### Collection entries
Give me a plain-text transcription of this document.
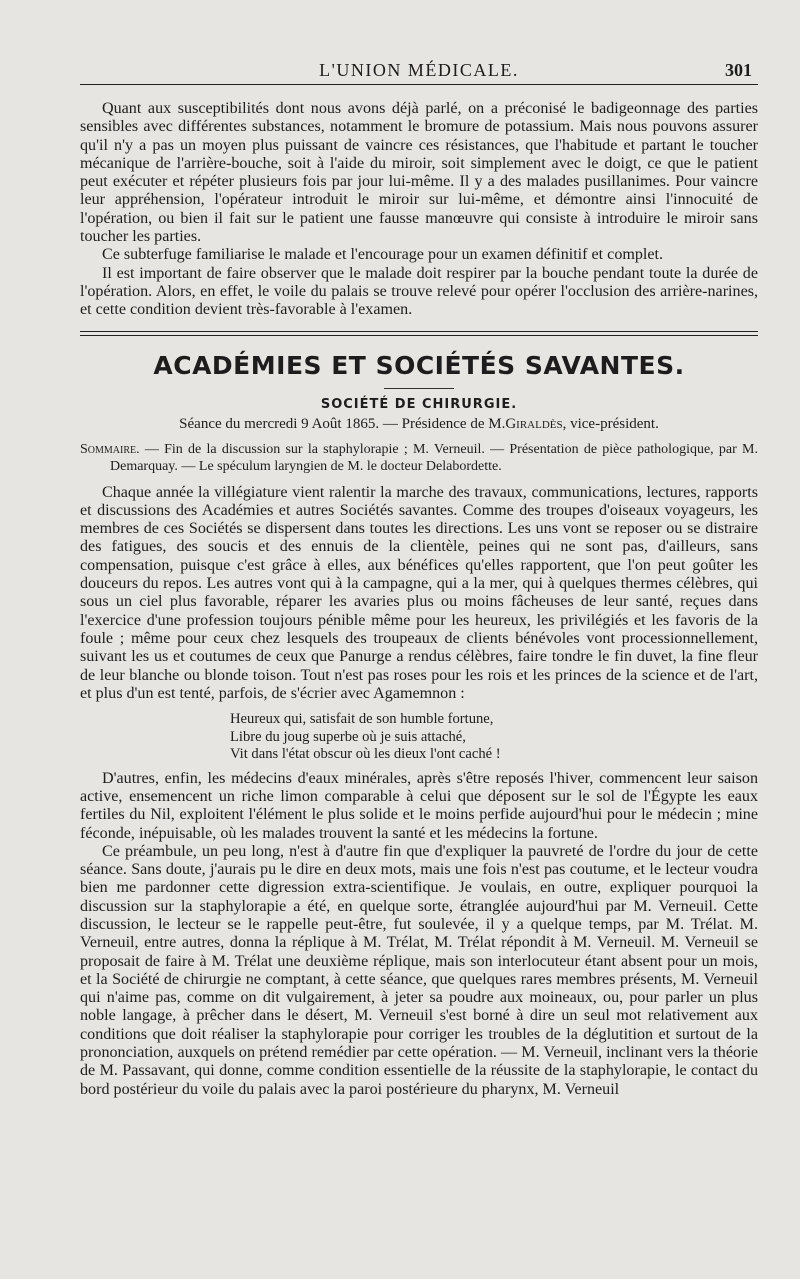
L'UNION MÉDICALE.	301

Quant aux susceptibilités dont nous avons déjà parlé, on a préconisé le badigeonnage des parties sensibles avec différentes substances, notamment le bromure de potassium. Mais nous pouvons assurer qu'il n'y a pas un moyen plus puissant de vaincre ces résistances, que l'habitude et partant le toucher mécanique de l'arrière-bouche, soit à l'aide du miroir, soit simplement avec le doigt, ce que le patient peut exécuter et répéter plusieurs fois par jour lui-même. Il y a des malades pusillanimes. Pour vaincre leur appréhension, l'opérateur introduit le miroir sur lui-même, et démontre ainsi l'innocuité de l'opération, ou bien il fait sur le patient une fausse manœuvre qui consiste à introduire le miroir sans toucher les parties.

Ce subterfuge familiarise le malade et l'encourage pour un examen définitif et complet.

Il est important de faire observer que le malade doit respirer par la bouche pendant toute la durée de l'opération. Alors, en effet, le voile du palais se trouve relevé pour opérer l'occlusion des arrière-narines, et cette condition devient très-favorable à l'examen.

ACADÉMIES ET SOCIÉTÉS SAVANTES.
SOCIÉTÉ DE CHIRURGIE.
Séance du mercredi 9 Août 1865. — Présidence de M.Giraldès, vice-président.
Sommaire. — Fin de la discussion sur la staphylorapie ; M. Verneuil. — Présentation de pièce pathologique, par M. Demarquay. — Le spéculum laryngien de M. le docteur Delabordette.

Chaque année la villégiature vient ralentir la marche des travaux, communications, lectures, rapports et discussions des Académies et autres Sociétés savantes. Comme des troupes d'oiseaux voyageurs, les membres de ces Sociétés se dispersent dans toutes les directions. Les uns vont se reposer ou se distraire des fatigues, des soucis et des ennuis de la clientèle, peines qui ne sont pas, d'ailleurs, sans compensation, puisque c'est grâce à elles, aux bénéfices qu'elles rapportent, que l'on peut goûter les douceurs du repos. Les autres vont qui à la campagne, qui a la mer, qui à quelques thermes célèbres, qui sous un ciel plus favorable, réparer les avaries plus ou moins fâcheuses de leur santé, reçues dans l'exercice d'une profession toujours pénible même pour les heureux, les privilégiés et les favoris de la foule ; même pour ceux chez lesquels des troupeaux de clients bénévoles vont processionnellement, suivant les us et coutumes de ceux que Panurge a rendus célèbres, faire tondre le fin duvet, la fine fleur de leur blanche ou blonde toison. Tout n'est pas roses pour les rois et les princes de la science et de l'art, et plus d'un est tenté, parfois, de s'écrier avec Agamemnon :

Heureux qui, satisfait de son humble fortune,
Libre du joug superbe où je suis attaché,
Vit dans l'état obscur où les dieux l'ont caché !

D'autres, enfin, les médecins d'eaux minérales, après s'être reposés l'hiver, commencent leur saison active, ensemencent un riche limon comparable à celui que déposent sur le sol de l'Égypte les eaux fertiles du Nil, exploitent l'élément le plus solide et le moins perfide aujourd'hui pour le médecin ; mine féconde, inépuisable, où les malades trouvent la santé et les médecins la fortune.

Ce préambule, un peu long, n'est à d'autre fin que d'expliquer la pauvreté de l'ordre du jour de cette séance. Sans doute, j'aurais pu le dire en deux mots, mais une fois n'est pas coutume, et le lecteur voudra bien me pardonner cette digression extra-scientifique. Je voulais, en outre, expliquer pourquoi la discussion sur la staphylorapie a été, en quelque sorte, étranglée aujourd'hui par M. Verneuil. Cette discussion, le lecteur se le rappelle peut-être, fut soulevée, il y a quelque temps, par M. Trélat. M. Verneuil, entre autres, donna la réplique à M. Trélat, M. Trélat répondit à M. Verneuil. M. Verneuil se proposait de faire à M. Trélat une deuxième réplique, mais son interlocuteur étant absent pour un mois, et la Société de chirurgie ne comptant, à cette séance, que quelques rares membres présents, M. Verneuil qui n'aime pas, comme on dit vulgairement, à jeter sa poudre aux moineaux, ou, pour parler un plus noble langage, à prêcher dans le désert, M. Verneuil s'est borné à dire un seul mot relativement aux conditions que doit réaliser la staphylorapie pour corriger les troubles de la déglutition et surtout de la prononciation, auxquels on prétend remédier par cette opération. — M. Verneuil, inclinant vers la théorie de M. Passavant, qui donne, comme condition essentielle de la réussite de la staphylorapie, le contact du bord postérieur du voile du palais avec la paroi postérieure du pharynx, M. Verneuil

### Directions
Transcribe the material as is, with images omitted.

### Worked solution
Give me a plain-text transcription of this document.
L'UNION MÉDICALE.	301

Quant aux susceptibilités dont nous avons déjà parlé, on a préconisé le badigeonnage des parties sensibles avec différentes substances, notamment le bromure de potassium. Mais nous pouvons assurer qu'il n'y a pas un moyen plus puissant de vaincre ces résistances, que l'habitude et partant le toucher mécanique de l'arrière-bouche, soit à l'aide du miroir, soit simplement avec le doigt, ce que le patient peut exécuter et répéter plusieurs fois par jour lui-même. Il y a des malades pusillanimes. Pour vaincre leur appréhension, l'opérateur introduit le miroir sur lui-même, et démontre ainsi l'innocuité de l'opération, ou bien il fait sur le patient une fausse manœuvre qui consiste à introduire le miroir sans toucher les parties.

Ce subterfuge familiarise le malade et l'encourage pour un examen définitif et complet.

Il est important de faire observer que le malade doit respirer par la bouche pendant toute la durée de l'opération. Alors, en effet, le voile du palais se trouve relevé pour opérer l'occlusion des arrière-narines, et cette condition devient très-favorable à l'examen.

ACADÉMIES ET SOCIÉTÉS SAVANTES.
SOCIÉTÉ DE CHIRURGIE.
Séance du mercredi 9 Août 1865. — Présidence de M.Giraldès, vice-président.
Sommaire. — Fin de la discussion sur la staphylorapie ; M. Verneuil. — Présentation de pièce pathologique, par M. Demarquay. — Le spéculum laryngien de M. le docteur Delabordette.

Chaque année la villégiature vient ralentir la marche des travaux, communications, lectures, rapports et discussions des Académies et autres Sociétés savantes. Comme des troupes d'oiseaux voyageurs, les membres de ces Sociétés se dispersent dans toutes les directions. Les uns vont se reposer ou se distraire des fatigues, des soucis et des ennuis de la clientèle, peines qui ne sont pas, d'ailleurs, sans compensation, puisque c'est grâce à elles, aux bénéfices qu'elles rapportent, que l'on peut goûter les douceurs du repos. Les autres vont qui à la campagne, qui a la mer, qui à quelques thermes célèbres, qui sous un ciel plus favorable, réparer les avaries plus ou moins fâcheuses de leur santé, reçues dans l'exercice d'une profession toujours pénible même pour les heureux, les privilégiés et les favoris de la foule ; même pour ceux chez lesquels des troupeaux de clients bénévoles vont processionnellement, suivant les us et coutumes de ceux que Panurge a rendus célèbres, faire tondre le fin duvet, la fine fleur de leur blanche ou blonde toison. Tout n'est pas roses pour les rois et les princes de la science et de l'art, et plus d'un est tenté, parfois, de s'écrier avec Agamemnon :

Heureux qui, satisfait de son humble fortune,
Libre du joug superbe où je suis attaché,
Vit dans l'état obscur où les dieux l'ont caché !

D'autres, enfin, les médecins d'eaux minérales, après s'être reposés l'hiver, commencent leur saison active, ensemencent un riche limon comparable à celui que déposent sur le sol de l'Égypte les eaux fertiles du Nil, exploitent l'élément le plus solide et le moins perfide aujourd'hui pour le médecin ; mine féconde, inépuisable, où les malades trouvent la santé et les médecins la fortune.

Ce préambule, un peu long, n'est à d'autre fin que d'expliquer la pauvreté de l'ordre du jour de cette séance. Sans doute, j'aurais pu le dire en deux mots, mais une fois n'est pas coutume, et le lecteur voudra bien me pardonner cette digression extra-scientifique. Je voulais, en outre, expliquer pourquoi la discussion sur la staphylorapie a été, en quelque sorte, étranglée aujourd'hui par M. Verneuil. Cette discussion, le lecteur se le rappelle peut-être, fut soulevée, il y a quelque temps, par M. Trélat. M. Verneuil, entre autres, donna la réplique à M. Trélat, M. Trélat répondit à M. Verneuil. M. Verneuil se proposait de faire à M. Trélat une deuxième réplique, mais son interlocuteur étant absent pour un mois, et la Société de chirurgie ne comptant, à cette séance, que quelques rares membres présents, M. Verneuil qui n'aime pas, comme on dit vulgairement, à jeter sa poudre aux moineaux, ou, pour parler un plus noble langage, à prêcher dans le désert, M. Verneuil s'est borné à dire un seul mot relativement aux conditions que doit réaliser la staphylorapie pour corriger les troubles de la déglutition et surtout de la prononciation, auxquels on prétend remédier par cette opération. — M. Verneuil, inclinant vers la théorie de M. Passavant, qui donne, comme condition essentielle de la réussite de la staphylorapie, le contact du bord postérieur du voile du palais avec la paroi postérieure du pharynx, M. Verneuil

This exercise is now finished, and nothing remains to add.